**Your instructions**
Every line of the material is to be quoted verbatim, minus the pictures.

[Dataset records]

+---+

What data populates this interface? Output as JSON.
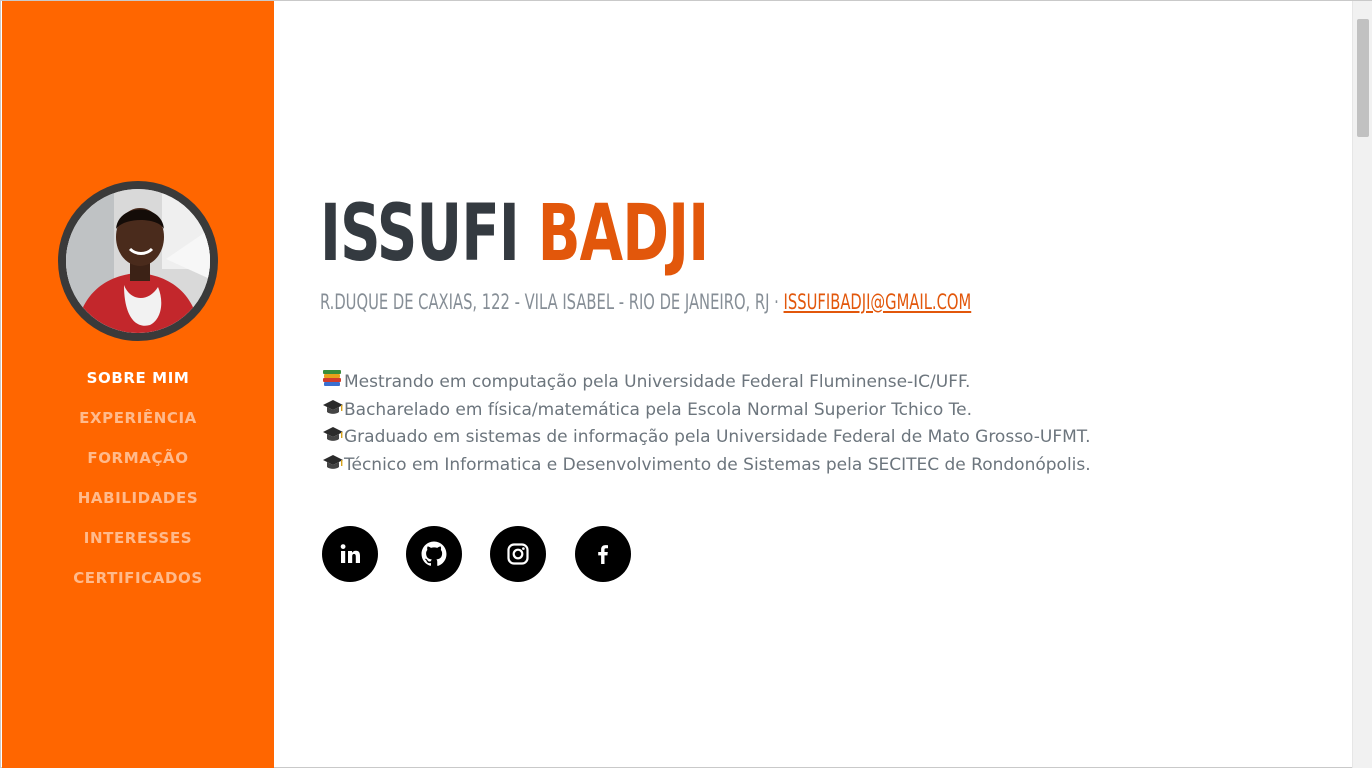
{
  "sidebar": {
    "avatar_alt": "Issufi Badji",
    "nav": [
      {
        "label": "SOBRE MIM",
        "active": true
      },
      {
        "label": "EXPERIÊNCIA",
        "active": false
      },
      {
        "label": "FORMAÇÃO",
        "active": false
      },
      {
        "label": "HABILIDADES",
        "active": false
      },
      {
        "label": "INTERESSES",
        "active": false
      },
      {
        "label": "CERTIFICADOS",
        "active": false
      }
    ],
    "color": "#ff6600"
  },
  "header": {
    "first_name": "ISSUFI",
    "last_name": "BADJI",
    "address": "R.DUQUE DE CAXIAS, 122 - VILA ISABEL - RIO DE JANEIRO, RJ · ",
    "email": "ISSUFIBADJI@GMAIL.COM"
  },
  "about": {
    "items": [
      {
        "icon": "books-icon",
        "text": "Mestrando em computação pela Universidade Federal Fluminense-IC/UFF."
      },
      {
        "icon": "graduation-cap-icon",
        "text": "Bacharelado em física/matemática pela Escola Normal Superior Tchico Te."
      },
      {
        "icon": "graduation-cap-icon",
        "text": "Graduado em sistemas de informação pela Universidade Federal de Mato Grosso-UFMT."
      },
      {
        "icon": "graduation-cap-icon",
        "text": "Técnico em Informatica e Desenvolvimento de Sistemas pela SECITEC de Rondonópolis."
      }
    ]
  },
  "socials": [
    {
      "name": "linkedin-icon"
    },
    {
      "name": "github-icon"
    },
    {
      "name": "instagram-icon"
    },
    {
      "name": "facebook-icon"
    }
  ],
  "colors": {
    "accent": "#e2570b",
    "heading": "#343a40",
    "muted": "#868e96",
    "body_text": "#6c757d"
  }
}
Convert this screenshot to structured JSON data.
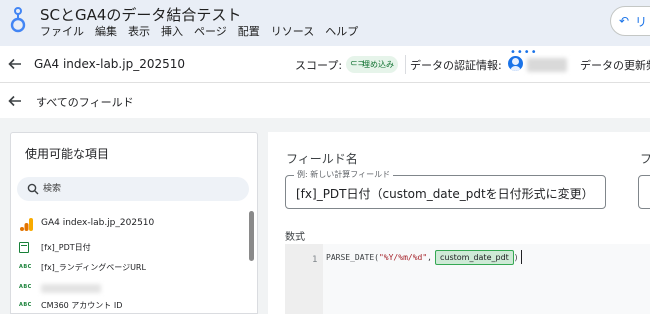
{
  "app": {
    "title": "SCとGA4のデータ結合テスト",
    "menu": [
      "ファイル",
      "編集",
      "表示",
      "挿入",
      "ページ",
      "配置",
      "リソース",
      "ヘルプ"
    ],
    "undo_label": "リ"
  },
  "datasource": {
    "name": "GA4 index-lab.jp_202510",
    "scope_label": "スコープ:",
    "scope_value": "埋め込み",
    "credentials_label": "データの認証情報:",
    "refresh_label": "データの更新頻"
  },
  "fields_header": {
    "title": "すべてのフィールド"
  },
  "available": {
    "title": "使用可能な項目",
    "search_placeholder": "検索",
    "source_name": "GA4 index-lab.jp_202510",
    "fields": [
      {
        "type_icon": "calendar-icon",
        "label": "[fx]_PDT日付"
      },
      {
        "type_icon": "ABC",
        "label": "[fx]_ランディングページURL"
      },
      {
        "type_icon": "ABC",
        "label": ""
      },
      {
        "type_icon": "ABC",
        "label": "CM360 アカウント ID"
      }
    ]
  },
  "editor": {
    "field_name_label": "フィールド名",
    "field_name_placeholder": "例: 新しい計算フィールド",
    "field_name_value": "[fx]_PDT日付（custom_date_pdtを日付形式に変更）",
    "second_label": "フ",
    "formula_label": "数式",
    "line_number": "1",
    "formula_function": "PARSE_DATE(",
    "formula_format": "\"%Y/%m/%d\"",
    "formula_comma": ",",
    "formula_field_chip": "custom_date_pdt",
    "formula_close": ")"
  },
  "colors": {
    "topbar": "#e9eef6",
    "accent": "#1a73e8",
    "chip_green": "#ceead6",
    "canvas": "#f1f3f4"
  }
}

+---+

**Complete output**
What data populates this interface? Output as JSON.
{
  "sidebar": {
    "avatar_alt": "Issufi Badji",
    "nav": [
      {
        "label": "SOBRE MIM",
        "active": true
      },
      {
        "label": "EXPERIÊNCIA",
        "active": false
      },
      {
        "label": "FORMAÇÃO",
        "active": false
      },
      {
        "label": "HABILIDADES",
        "active": false
      },
      {
        "label": "INTERESSES",
        "active": false
      },
      {
        "label": "CERTIFICADOS",
        "active": false
      }
    ],
    "color": "#ff6600"
  },
  "header": {
    "first_name": "ISSUFI",
    "last_name": "BADJI",
    "address": "R.DUQUE DE CAXIAS, 122 - VILA ISABEL - RIO DE JANEIRO, RJ · ",
    "email": "ISSUFIBADJI@GMAIL.COM"
  },
  "about": {
    "items": [
      {
        "icon": "books-icon",
        "text": "Mestrando em computação pela Universidade Federal Fluminense-IC/UFF."
      },
      {
        "icon": "graduation-cap-icon",
        "text": "Bacharelado em física/matemática pela Escola Normal Superior Tchico Te."
      },
      {
        "icon": "graduation-cap-icon",
        "text": "Graduado em sistemas de informação pela Universidade Federal de Mato Grosso-UFMT."
      },
      {
        "icon": "graduation-cap-icon",
        "text": "Técnico em Informatica e Desenvolvimento de Sistemas pela SECITEC de Rondonópolis."
      }
    ]
  },
  "socials": [
    {
      "name": "linkedin-icon"
    },
    {
      "name": "github-icon"
    },
    {
      "name": "instagram-icon"
    },
    {
      "name": "facebook-icon"
    }
  ],
  "colors": {
    "accent": "#e2570b",
    "heading": "#343a40",
    "muted": "#868e96",
    "body_text": "#6c757d"
  }
}
Convert this screenshot to structured JSON data.
{
  "app": {
    "title": "SCとGA4のデータ結合テスト",
    "menu": [
      "ファイル",
      "編集",
      "表示",
      "挿入",
      "ページ",
      "配置",
      "リソース",
      "ヘルプ"
    ],
    "undo_label": "リ"
  },
  "datasource": {
    "name": "GA4 index-lab.jp_202510",
    "scope_label": "スコープ:",
    "scope_value": "埋め込み",
    "credentials_label": "データの認証情報:",
    "refresh_label": "データの更新頻"
  },
  "fields_header": {
    "title": "すべてのフィールド"
  },
  "available": {
    "title": "使用可能な項目",
    "search_placeholder": "検索",
    "source_name": "GA4 index-lab.jp_202510",
    "fields": [
      {
        "type_icon": "calendar-icon",
        "label": "[fx]_PDT日付"
      },
      {
        "type_icon": "ABC",
        "label": "[fx]_ランディングページURL"
      },
      {
        "type_icon": "ABC",
        "label": ""
      },
      {
        "type_icon": "ABC",
        "label": "CM360 アカウント ID"
      }
    ]
  },
  "editor": {
    "field_name_label": "フィールド名",
    "field_name_placeholder": "例: 新しい計算フィールド",
    "field_name_value": "[fx]_PDT日付（custom_date_pdtを日付形式に変更）",
    "second_label": "フ",
    "formula_label": "数式",
    "line_number": "1",
    "formula_function": "PARSE_DATE(",
    "formula_format": "\"%Y/%m/%d\"",
    "formula_comma": ",",
    "formula_field_chip": "custom_date_pdt",
    "formula_close": ")"
  },
  "colors": {
    "topbar": "#e9eef6",
    "accent": "#1a73e8",
    "chip_green": "#ceead6",
    "canvas": "#f1f3f4"
  }
}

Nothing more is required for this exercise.